■ PROBLEM: Copy out, character for character, the stretch of the material from its start through the line containing "upload-time: 15 ชั่วโมงที่ผ่านมา", including that line.

■ Annotated region listings:
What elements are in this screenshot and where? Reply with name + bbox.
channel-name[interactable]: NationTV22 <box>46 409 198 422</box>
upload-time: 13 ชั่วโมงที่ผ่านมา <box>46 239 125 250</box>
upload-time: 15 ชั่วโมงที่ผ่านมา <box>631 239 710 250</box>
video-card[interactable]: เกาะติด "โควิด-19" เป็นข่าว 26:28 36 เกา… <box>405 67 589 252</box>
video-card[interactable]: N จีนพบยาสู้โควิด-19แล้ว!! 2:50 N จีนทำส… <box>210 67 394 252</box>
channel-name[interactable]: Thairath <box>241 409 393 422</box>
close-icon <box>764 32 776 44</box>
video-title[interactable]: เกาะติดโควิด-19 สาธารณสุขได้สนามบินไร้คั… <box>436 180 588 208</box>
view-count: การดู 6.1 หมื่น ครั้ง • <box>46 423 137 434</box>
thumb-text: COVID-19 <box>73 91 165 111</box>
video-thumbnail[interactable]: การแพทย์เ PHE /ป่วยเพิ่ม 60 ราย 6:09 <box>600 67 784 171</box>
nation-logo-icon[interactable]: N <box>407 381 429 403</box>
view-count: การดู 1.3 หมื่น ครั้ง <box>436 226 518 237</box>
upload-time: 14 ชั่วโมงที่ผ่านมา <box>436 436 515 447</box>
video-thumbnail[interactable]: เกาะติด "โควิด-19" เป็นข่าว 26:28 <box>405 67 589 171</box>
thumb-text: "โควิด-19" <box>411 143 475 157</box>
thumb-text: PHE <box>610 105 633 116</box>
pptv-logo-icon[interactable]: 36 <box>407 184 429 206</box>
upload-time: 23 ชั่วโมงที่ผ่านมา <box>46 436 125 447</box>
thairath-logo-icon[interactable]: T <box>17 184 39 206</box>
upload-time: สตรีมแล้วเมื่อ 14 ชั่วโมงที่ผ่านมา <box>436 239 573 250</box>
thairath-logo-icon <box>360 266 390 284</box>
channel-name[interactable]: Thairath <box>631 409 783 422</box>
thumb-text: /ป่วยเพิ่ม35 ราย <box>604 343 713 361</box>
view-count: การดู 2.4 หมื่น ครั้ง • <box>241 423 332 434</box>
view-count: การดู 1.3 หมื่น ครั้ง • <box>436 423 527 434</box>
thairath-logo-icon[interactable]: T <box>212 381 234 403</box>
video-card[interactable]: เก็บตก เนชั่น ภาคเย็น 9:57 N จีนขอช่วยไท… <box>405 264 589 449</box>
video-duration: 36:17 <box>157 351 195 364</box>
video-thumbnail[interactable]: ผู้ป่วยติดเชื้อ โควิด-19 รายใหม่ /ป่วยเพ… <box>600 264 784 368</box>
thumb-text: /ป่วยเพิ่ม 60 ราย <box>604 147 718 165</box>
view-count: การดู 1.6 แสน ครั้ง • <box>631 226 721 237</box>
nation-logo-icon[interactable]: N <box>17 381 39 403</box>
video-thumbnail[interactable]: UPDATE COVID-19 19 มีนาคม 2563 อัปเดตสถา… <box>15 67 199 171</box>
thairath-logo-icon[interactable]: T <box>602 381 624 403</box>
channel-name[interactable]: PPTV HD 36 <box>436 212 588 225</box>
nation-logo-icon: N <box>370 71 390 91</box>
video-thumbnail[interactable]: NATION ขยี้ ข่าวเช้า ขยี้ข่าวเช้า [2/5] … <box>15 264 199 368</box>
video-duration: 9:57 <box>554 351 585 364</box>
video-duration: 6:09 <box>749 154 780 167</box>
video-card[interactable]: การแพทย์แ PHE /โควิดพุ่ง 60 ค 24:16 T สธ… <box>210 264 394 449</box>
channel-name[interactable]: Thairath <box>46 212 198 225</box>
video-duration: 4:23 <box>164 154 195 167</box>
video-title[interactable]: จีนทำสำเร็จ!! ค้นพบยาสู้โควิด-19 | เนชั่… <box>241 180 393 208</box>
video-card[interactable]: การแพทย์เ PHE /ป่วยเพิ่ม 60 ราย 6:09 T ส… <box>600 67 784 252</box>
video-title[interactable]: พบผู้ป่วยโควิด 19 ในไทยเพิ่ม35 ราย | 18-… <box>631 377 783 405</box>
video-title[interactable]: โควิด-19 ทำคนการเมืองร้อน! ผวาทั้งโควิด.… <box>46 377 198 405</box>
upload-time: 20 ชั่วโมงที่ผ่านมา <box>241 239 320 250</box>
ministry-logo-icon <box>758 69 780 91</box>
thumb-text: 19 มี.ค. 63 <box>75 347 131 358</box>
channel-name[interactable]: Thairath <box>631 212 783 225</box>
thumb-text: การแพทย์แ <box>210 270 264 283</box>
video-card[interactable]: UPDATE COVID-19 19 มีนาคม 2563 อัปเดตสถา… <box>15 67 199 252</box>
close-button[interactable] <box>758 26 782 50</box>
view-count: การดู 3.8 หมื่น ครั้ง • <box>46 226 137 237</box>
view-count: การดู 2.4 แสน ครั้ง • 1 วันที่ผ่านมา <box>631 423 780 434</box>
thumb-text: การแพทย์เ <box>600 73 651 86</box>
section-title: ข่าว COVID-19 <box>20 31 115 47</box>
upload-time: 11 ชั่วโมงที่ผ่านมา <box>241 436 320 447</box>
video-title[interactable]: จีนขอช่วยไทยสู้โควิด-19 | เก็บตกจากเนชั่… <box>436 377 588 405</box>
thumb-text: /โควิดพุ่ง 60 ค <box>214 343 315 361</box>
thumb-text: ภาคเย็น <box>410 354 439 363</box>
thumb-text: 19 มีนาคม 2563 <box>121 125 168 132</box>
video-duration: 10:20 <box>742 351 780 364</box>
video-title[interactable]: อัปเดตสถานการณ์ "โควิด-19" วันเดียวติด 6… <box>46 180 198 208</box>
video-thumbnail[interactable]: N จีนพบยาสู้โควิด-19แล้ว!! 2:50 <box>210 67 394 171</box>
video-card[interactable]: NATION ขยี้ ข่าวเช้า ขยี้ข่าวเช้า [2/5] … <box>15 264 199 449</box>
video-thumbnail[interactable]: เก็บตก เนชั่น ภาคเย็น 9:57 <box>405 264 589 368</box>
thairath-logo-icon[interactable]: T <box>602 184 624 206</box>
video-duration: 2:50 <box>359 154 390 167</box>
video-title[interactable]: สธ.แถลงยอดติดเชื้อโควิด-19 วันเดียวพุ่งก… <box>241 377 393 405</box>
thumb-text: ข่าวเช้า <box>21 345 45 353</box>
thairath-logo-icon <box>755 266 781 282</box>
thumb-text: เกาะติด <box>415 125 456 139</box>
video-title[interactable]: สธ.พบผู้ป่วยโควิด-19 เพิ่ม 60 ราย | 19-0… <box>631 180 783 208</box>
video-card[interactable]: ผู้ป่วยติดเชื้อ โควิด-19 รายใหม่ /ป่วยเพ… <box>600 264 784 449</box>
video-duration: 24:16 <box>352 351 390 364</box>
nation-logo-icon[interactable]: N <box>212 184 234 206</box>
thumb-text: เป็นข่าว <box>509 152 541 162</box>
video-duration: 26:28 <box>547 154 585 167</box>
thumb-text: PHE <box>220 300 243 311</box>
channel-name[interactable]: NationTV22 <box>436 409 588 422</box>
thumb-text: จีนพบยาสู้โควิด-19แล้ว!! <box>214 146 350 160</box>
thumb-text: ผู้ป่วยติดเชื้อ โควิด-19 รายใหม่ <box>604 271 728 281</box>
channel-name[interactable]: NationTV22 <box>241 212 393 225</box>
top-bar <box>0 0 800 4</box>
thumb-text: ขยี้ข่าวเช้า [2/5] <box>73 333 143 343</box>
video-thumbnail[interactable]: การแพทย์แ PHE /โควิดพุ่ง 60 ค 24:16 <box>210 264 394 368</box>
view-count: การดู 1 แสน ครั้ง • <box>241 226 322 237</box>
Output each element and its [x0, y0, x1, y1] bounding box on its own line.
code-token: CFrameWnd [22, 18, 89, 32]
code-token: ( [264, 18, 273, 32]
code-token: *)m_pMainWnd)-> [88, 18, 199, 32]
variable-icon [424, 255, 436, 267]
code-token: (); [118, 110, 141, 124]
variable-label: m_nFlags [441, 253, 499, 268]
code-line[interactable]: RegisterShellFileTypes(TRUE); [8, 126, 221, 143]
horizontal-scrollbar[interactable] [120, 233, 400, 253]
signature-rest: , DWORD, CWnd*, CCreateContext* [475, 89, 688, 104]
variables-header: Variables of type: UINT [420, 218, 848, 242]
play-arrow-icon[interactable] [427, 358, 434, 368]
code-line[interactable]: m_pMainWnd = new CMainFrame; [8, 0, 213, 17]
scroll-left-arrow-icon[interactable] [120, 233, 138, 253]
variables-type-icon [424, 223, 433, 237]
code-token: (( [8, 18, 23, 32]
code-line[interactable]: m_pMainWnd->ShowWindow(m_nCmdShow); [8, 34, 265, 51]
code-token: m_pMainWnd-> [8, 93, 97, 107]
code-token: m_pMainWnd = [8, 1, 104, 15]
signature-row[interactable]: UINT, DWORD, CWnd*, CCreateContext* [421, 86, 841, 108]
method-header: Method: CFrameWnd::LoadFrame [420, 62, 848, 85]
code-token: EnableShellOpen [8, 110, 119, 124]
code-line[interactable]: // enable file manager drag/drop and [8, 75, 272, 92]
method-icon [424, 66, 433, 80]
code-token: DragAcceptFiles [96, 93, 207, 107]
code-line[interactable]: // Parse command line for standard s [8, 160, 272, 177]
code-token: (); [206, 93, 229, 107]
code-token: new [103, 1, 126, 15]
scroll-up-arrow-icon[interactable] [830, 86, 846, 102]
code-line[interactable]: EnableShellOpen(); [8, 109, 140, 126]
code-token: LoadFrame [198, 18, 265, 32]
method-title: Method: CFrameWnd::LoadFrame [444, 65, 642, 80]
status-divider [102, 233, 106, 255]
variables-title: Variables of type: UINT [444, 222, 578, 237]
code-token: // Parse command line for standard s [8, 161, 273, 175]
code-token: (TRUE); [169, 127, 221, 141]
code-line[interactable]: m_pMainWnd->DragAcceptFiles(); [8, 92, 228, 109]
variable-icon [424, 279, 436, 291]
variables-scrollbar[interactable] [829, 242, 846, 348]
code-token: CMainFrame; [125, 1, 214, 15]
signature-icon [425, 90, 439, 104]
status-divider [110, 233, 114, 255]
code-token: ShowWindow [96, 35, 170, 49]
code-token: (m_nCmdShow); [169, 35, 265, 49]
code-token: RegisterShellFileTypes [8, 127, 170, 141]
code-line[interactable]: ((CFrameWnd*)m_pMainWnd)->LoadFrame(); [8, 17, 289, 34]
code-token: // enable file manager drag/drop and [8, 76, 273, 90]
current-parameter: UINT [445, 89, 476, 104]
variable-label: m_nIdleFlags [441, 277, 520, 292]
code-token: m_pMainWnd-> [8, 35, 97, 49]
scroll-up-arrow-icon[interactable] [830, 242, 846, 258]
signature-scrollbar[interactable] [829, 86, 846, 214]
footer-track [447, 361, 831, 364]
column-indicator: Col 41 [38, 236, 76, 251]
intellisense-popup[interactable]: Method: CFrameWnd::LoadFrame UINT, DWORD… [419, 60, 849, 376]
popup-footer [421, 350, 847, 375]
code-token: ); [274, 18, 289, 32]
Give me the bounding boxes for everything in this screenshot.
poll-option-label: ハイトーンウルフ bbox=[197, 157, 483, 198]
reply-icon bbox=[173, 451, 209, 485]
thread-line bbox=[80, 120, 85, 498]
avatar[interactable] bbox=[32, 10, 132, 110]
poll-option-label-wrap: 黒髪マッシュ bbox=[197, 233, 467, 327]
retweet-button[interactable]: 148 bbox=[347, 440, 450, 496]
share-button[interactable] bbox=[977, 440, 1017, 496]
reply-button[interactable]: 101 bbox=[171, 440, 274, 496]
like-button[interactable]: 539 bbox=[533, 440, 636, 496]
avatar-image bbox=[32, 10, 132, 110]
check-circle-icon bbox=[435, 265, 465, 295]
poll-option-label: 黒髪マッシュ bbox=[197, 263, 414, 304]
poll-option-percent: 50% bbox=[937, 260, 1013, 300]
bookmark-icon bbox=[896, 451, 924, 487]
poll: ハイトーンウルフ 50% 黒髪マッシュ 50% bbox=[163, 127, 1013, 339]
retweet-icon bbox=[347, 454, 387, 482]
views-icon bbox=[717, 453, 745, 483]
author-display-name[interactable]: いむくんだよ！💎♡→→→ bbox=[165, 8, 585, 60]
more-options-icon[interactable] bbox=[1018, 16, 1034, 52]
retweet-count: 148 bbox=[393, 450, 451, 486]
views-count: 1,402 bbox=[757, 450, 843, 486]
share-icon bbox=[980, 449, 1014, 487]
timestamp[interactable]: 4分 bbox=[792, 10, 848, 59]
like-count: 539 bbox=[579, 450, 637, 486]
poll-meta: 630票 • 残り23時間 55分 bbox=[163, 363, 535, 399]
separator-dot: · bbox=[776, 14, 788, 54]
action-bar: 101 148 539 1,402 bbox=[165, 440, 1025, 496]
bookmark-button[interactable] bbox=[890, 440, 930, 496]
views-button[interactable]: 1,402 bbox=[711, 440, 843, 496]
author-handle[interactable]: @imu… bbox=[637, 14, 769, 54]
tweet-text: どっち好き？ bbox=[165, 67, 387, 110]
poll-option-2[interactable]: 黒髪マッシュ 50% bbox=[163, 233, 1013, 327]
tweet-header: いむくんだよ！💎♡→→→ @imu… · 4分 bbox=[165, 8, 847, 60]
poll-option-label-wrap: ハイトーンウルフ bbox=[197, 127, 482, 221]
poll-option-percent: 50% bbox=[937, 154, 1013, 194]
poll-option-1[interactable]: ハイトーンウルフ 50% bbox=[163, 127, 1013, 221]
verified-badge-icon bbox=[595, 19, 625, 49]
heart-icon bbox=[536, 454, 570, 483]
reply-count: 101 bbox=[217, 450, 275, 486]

■ EXPECTED ANSWER:
What elements are in this screenshot and where? Reply with name + bbox.
channel-name[interactable]: NationTV22 <box>46 409 198 422</box>
upload-time: 13 ชั่วโมงที่ผ่านมา <box>46 239 125 250</box>
upload-time: 15 ชั่วโมงที่ผ่านมา <box>631 239 710 250</box>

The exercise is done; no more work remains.